== TASK GOAL ==
Copy all lines of the listing that include the string "GathRestrict".

>> start MATERIAL SUPPLIED

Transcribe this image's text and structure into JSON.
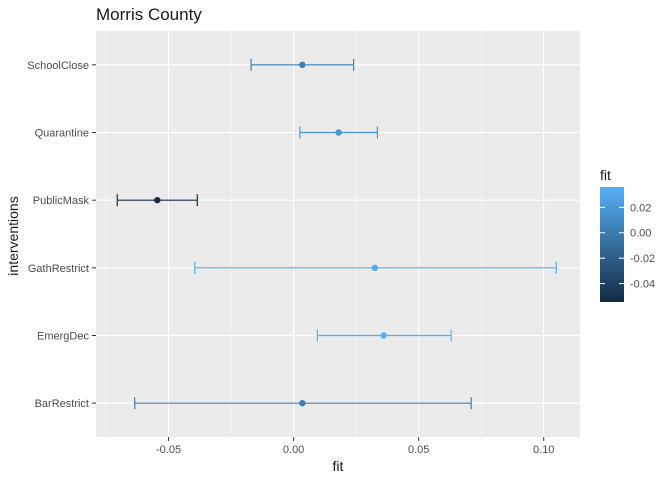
{
  "chart_data": {
    "type": "scatter",
    "title": "Morris County",
    "xlabel": "fit",
    "ylabel": "interventions",
    "xlim": [
      -0.079,
      0.1145
    ],
    "x_ticks": [
      -0.05,
      0.0,
      0.05,
      0.1
    ],
    "x_tick_labels": [
      "-0.05",
      "0.00",
      "0.05",
      "0.10"
    ],
    "categories": [
      "SchoolClose",
      "Quarantine",
      "PublicMask",
      "GathRestrict",
      "EmergDec",
      "BarRestrict"
    ],
    "points": [
      {
        "intervention": "SchoolClose",
        "fit": 0.0035,
        "lower": -0.017,
        "upper": 0.024
      },
      {
        "intervention": "Quarantine",
        "fit": 0.018,
        "lower": 0.0025,
        "upper": 0.0335
      },
      {
        "intervention": "PublicMask",
        "fit": -0.0545,
        "lower": -0.0705,
        "upper": -0.0385
      },
      {
        "intervention": "GathRestrict",
        "fit": 0.0325,
        "lower": -0.0395,
        "upper": 0.105
      },
      {
        "intervention": "EmergDec",
        "fit": 0.036,
        "lower": 0.0095,
        "upper": 0.063
      },
      {
        "intervention": "BarRestrict",
        "fit": 0.0035,
        "lower": -0.0635,
        "upper": 0.071
      }
    ],
    "grid": true,
    "legend": {
      "title": "fit",
      "position": "right",
      "ticks": [
        0.02,
        0.0,
        -0.02,
        -0.04
      ],
      "tick_labels": [
        "0.02",
        "0.00",
        "-0.02",
        "-0.04"
      ],
      "color_range": [
        -0.0545,
        0.036
      ],
      "color_low": "#132b43",
      "color_high": "#56b1f7"
    },
    "colors": {
      "panel": "#ebebeb",
      "grid_major": "#ffffff",
      "tick": "#333333"
    }
  }
}
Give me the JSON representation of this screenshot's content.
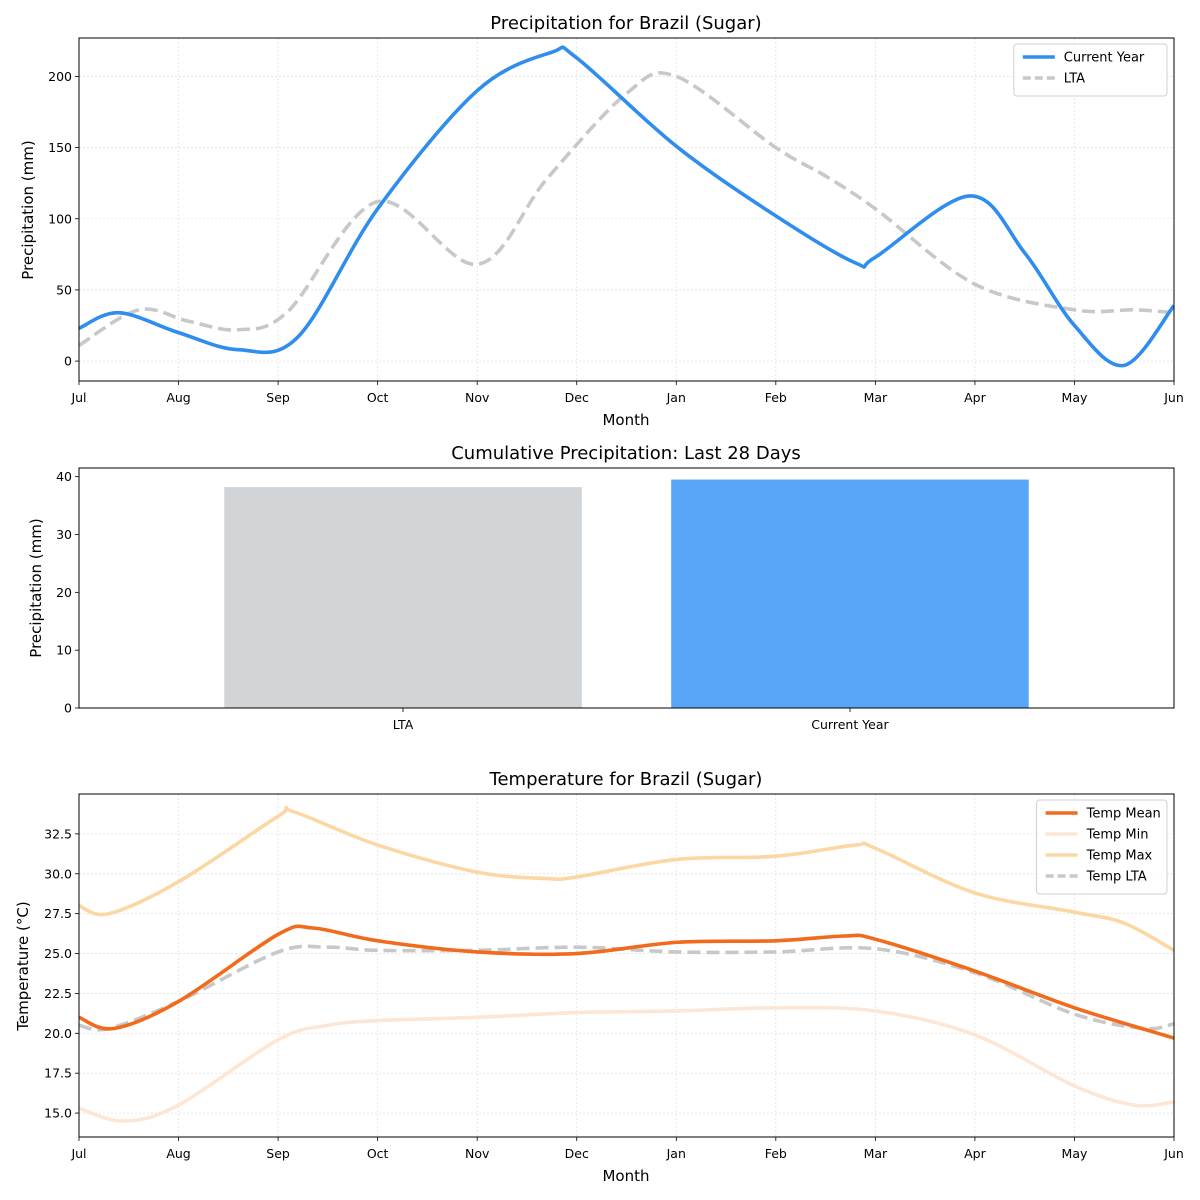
{
  "chart_data": [
    {
      "type": "line",
      "title": "Precipitation for Brazil (Sugar)",
      "xlabel": "Month",
      "ylabel": "Precipitation (mm)",
      "categories": [
        "Jul",
        "Aug",
        "Sep",
        "Oct",
        "Nov",
        "Dec",
        "Jan",
        "Feb",
        "Mar",
        "Apr",
        "May",
        "Jun"
      ],
      "ylim": [
        -14,
        227
      ],
      "yticks": [
        0,
        50,
        100,
        150,
        200
      ],
      "grid": true,
      "legend_position": "top-right",
      "series": [
        {
          "name": "Current Year",
          "color": "#2f8ded",
          "dash": false,
          "points": [
            [
              0,
              23
            ],
            [
              0.4,
              34
            ],
            [
              1,
              20
            ],
            [
              1.6,
              8
            ],
            [
              2.2,
              17
            ],
            [
              3,
              107
            ],
            [
              4,
              190
            ],
            [
              4.75,
              217
            ],
            [
              5,
              213
            ],
            [
              6,
              151
            ],
            [
              7,
              102
            ],
            [
              7.8,
              69
            ],
            [
              8,
              73
            ],
            [
              8.95,
              116
            ],
            [
              9.5,
              76
            ],
            [
              10,
              25
            ],
            [
              10.5,
              -3
            ],
            [
              11,
              39
            ]
          ]
        },
        {
          "name": "LTA",
          "color": "#c8c8c8",
          "dash": true,
          "points": [
            [
              0,
              11
            ],
            [
              0.6,
              36
            ],
            [
              1.1,
              28
            ],
            [
              1.6,
              22
            ],
            [
              2.1,
              35
            ],
            [
              3,
              112
            ],
            [
              4,
              68
            ],
            [
              4.7,
              128
            ],
            [
              5.5,
              188
            ],
            [
              6,
              200
            ],
            [
              7,
              150
            ],
            [
              7.5,
              130
            ],
            [
              8,
              107
            ],
            [
              9,
              54
            ],
            [
              10,
              36
            ],
            [
              10.6,
              36
            ],
            [
              11,
              34
            ]
          ]
        }
      ]
    },
    {
      "type": "bar",
      "title": "Cumulative Precipitation: Last 28 Days",
      "xlabel": "",
      "ylabel": "Precipitation (mm)",
      "categories": [
        "LTA",
        "Current Year"
      ],
      "values": [
        38.2,
        39.5
      ],
      "colors": [
        "#d1d5d8",
        "#58a6f8"
      ],
      "ylim": [
        0,
        41.5
      ],
      "yticks": [
        0,
        10,
        20,
        30,
        40
      ],
      "grid": false
    },
    {
      "type": "line",
      "title": "Temperature for Brazil (Sugar)",
      "xlabel": "Month",
      "ylabel": "Temperature (°C)",
      "categories": [
        "Jul",
        "Aug",
        "Sep",
        "Oct",
        "Nov",
        "Dec",
        "Jan",
        "Feb",
        "Mar",
        "Apr",
        "May",
        "Jun"
      ],
      "ylim": [
        13.5,
        35.0
      ],
      "yticks": [
        15.0,
        17.5,
        20.0,
        22.5,
        25.0,
        27.5,
        30.0,
        32.5
      ],
      "tick_format": "one-decimal",
      "grid": true,
      "legend_position": "top-right",
      "series": [
        {
          "name": "Temp Mean",
          "color": "#f26a1b",
          "dash": false,
          "points": [
            [
              0,
              21
            ],
            [
              0.35,
              20.3
            ],
            [
              1,
              22
            ],
            [
              2,
              26.2
            ],
            [
              2.35,
              26.6
            ],
            [
              3,
              25.8
            ],
            [
              4,
              25.1
            ],
            [
              5,
              25
            ],
            [
              6,
              25.7
            ],
            [
              7,
              25.8
            ],
            [
              7.7,
              26.1
            ],
            [
              8,
              25.9
            ],
            [
              9,
              23.9
            ],
            [
              10,
              21.6
            ],
            [
              11,
              19.7
            ]
          ]
        },
        {
          "name": "Temp Min",
          "color": "#fde6d3",
          "dash": false,
          "points": [
            [
              0,
              15.3
            ],
            [
              0.45,
              14.5
            ],
            [
              1,
              15.5
            ],
            [
              2,
              19.6
            ],
            [
              2.5,
              20.5
            ],
            [
              3,
              20.8
            ],
            [
              4,
              21
            ],
            [
              5,
              21.3
            ],
            [
              6,
              21.4
            ],
            [
              7,
              21.6
            ],
            [
              8,
              21.4
            ],
            [
              9,
              19.9
            ],
            [
              10,
              16.7
            ],
            [
              10.6,
              15.5
            ],
            [
              11,
              15.7
            ]
          ]
        },
        {
          "name": "Temp Max",
          "color": "#fbd8a3",
          "dash": false,
          "points": [
            [
              0,
              28
            ],
            [
              0.3,
              27.5
            ],
            [
              1,
              29.5
            ],
            [
              2,
              33.6
            ],
            [
              2.15,
              33.9
            ],
            [
              3,
              31.8
            ],
            [
              4,
              30.1
            ],
            [
              4.7,
              29.7
            ],
            [
              5,
              29.8
            ],
            [
              6,
              30.9
            ],
            [
              7,
              31.1
            ],
            [
              7.8,
              31.8
            ],
            [
              8,
              31.6
            ],
            [
              9,
              28.8
            ],
            [
              10,
              27.6
            ],
            [
              10.5,
              26.9
            ],
            [
              11,
              25.2
            ]
          ]
        },
        {
          "name": "Temp LTA",
          "color": "#c8c8c8",
          "dash": true,
          "points": [
            [
              0,
              20.5
            ],
            [
              0.3,
              20.3
            ],
            [
              1,
              22
            ],
            [
              2,
              25.1
            ],
            [
              2.5,
              25.4
            ],
            [
              3,
              25.2
            ],
            [
              4,
              25.2
            ],
            [
              5,
              25.4
            ],
            [
              6,
              25.1
            ],
            [
              7,
              25.1
            ],
            [
              8,
              25.3
            ],
            [
              9,
              23.8
            ],
            [
              10,
              21.2
            ],
            [
              10.7,
              20.3
            ],
            [
              11,
              20.6
            ]
          ]
        }
      ]
    }
  ]
}
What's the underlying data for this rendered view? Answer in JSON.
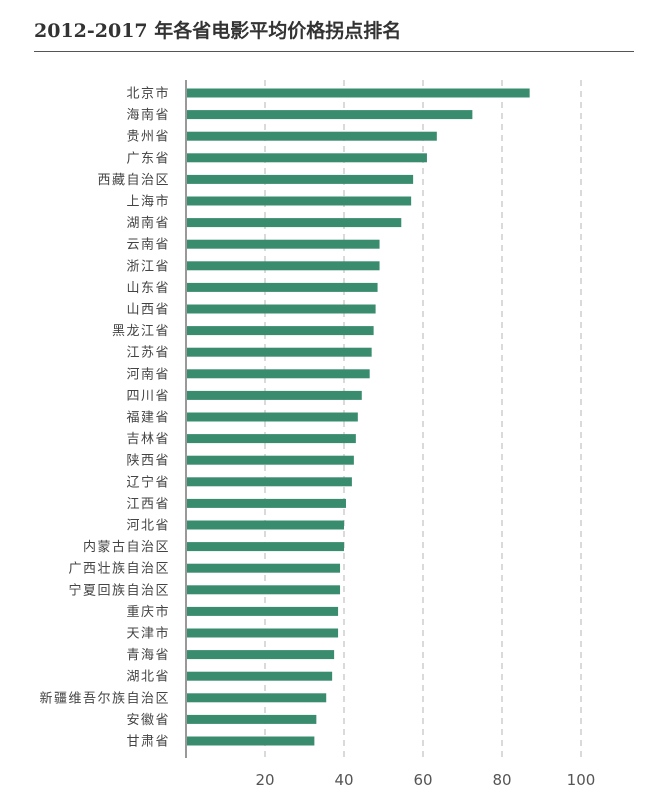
{
  "colors": {
    "bar": "#3a8c6e",
    "grid": "#b5b5b5",
    "axis": "#333333",
    "text": "#444444"
  },
  "chart_data": {
    "type": "bar",
    "orientation": "horizontal",
    "title": "2012-2017 年各省电影平均价格拐点排名",
    "xlabel": "",
    "ylabel": "",
    "xlim": [
      0,
      100
    ],
    "x_ticks": [
      20,
      40,
      60,
      80,
      100
    ],
    "grid": "vertical dashed",
    "categories": [
      "北京市",
      "海南省",
      "贵州省",
      "广东省",
      "西藏自治区",
      "上海市",
      "湖南省",
      "云南省",
      "浙江省",
      "山东省",
      "山西省",
      "黑龙江省",
      "江苏省",
      "河南省",
      "四川省",
      "福建省",
      "吉林省",
      "陕西省",
      "辽宁省",
      "江西省",
      "河北省",
      "内蒙古自治区",
      "广西壮族自治区",
      "宁夏回族自治区",
      "重庆市",
      "天津市",
      "青海省",
      "湖北省",
      "新疆维吾尔族自治区",
      "安徽省",
      "甘肃省"
    ],
    "values": [
      87,
      72.5,
      63.5,
      61,
      57.5,
      57,
      54.5,
      49,
      49,
      48.5,
      48,
      47.5,
      47,
      46.5,
      44.5,
      43.5,
      43,
      42.5,
      42,
      40.5,
      40,
      40,
      39,
      39,
      38.5,
      38.5,
      37.5,
      37,
      35.5,
      33,
      32.5
    ]
  }
}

>> end MATERIAL SUPPLIED

== ANSWER TO THIS PROBLEM ==
      "GathRestrict",
        "intervention": "GathRestrict",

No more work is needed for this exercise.